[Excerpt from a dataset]
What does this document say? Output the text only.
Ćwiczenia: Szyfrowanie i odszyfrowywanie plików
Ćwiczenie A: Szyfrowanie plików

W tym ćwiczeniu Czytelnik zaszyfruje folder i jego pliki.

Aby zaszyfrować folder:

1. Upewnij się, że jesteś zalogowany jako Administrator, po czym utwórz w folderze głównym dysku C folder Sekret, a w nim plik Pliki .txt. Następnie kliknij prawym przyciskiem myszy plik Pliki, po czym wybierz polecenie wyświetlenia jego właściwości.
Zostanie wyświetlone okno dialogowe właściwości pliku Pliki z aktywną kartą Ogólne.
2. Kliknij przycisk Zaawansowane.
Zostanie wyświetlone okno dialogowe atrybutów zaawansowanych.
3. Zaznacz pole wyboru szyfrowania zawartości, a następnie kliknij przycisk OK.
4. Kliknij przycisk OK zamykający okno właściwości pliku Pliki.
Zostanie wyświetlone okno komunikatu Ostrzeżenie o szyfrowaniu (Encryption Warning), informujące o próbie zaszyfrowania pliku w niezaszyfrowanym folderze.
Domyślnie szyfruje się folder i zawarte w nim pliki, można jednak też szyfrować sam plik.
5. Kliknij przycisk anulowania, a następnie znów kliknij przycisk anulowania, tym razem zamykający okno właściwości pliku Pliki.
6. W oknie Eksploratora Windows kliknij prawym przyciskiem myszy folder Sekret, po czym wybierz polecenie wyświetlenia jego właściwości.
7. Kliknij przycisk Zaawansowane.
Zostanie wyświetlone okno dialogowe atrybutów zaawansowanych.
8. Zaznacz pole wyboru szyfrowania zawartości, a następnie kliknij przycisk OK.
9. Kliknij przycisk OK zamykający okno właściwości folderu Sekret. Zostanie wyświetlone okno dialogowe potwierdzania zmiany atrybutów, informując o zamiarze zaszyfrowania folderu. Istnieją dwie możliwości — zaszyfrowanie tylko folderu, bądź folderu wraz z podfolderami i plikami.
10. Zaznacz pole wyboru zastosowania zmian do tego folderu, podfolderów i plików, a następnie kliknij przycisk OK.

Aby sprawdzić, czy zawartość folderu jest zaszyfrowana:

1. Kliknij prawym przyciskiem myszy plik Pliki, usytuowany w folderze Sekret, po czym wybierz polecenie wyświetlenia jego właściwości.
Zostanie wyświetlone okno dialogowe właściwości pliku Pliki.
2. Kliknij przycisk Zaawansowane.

**Objective**
Repeat all entries. Match them exactly.

**Finished answer**
What does this document say? Output the text only.
Ćwiczenia: Szyfrowanie i odszyfrowywanie plików
Ćwiczenie A: Szyfrowanie plików

W tym ćwiczeniu Czytelnik zaszyfruje folder i jego pliki.

Aby zaszyfrować folder:

1. Upewnij się, że jesteś zalogowany jako Administrator, po czym utwórz w folderze głównym dysku C folder Sekret, a w nim plik Pliki .txt. Następnie kliknij prawym przyciskiem myszy plik Pliki, po czym wybierz polecenie wyświetlenia jego właściwości.
Zostanie wyświetlone okno dialogowe właściwości pliku Pliki z aktywną kartą Ogólne.
2. Kliknij przycisk Zaawansowane.
Zostanie wyświetlone okno dialogowe atrybutów zaawansowanych.
3. Zaznacz pole wyboru szyfrowania zawartości, a następnie kliknij przycisk OK.
4. Kliknij przycisk OK zamykający okno właściwości pliku Pliki.
Zostanie wyświetlone okno komunikatu Ostrzeżenie o szyfrowaniu (Encryption Warning), informujące o próbie zaszyfrowania pliku w niezaszyfrowanym folderze.
Domyślnie szyfruje się folder i zawarte w nim pliki, można jednak też szyfrować sam plik.
5. Kliknij przycisk anulowania, a następnie znów kliknij przycisk anulowania, tym razem zamykający okno właściwości pliku Pliki.
6. W oknie Eksploratora Windows kliknij prawym przyciskiem myszy folder Sekret, po czym wybierz polecenie wyświetlenia jego właściwości.
7. Kliknij przycisk Zaawansowane.
Zostanie wyświetlone okno dialogowe atrybutów zaawansowanych.
8. Zaznacz pole wyboru szyfrowania zawartości, a następnie kliknij przycisk OK.
9. Kliknij przycisk OK zamykający okno właściwości folderu Sekret. Zostanie wyświetlone okno dialogowe potwierdzania zmiany atrybutów, informując o zamiarze zaszyfrowania folderu. Istnieją dwie możliwości — zaszyfrowanie tylko folderu, bądź folderu wraz z podfolderami i plikami.
10. Zaznacz pole wyboru zastosowania zmian do tego folderu, podfolderów i plików, a następnie kliknij przycisk OK.

Aby sprawdzić, czy zawartość folderu jest zaszyfrowana:

1. Kliknij prawym przyciskiem myszy plik Pliki, usytuowany w folderze Sekret, po czym wybierz polecenie wyświetlenia jego właściwości.
Zostanie wyświetlone okno dialogowe właściwości pliku Pliki.
2. Kliknij przycisk Zaawansowane.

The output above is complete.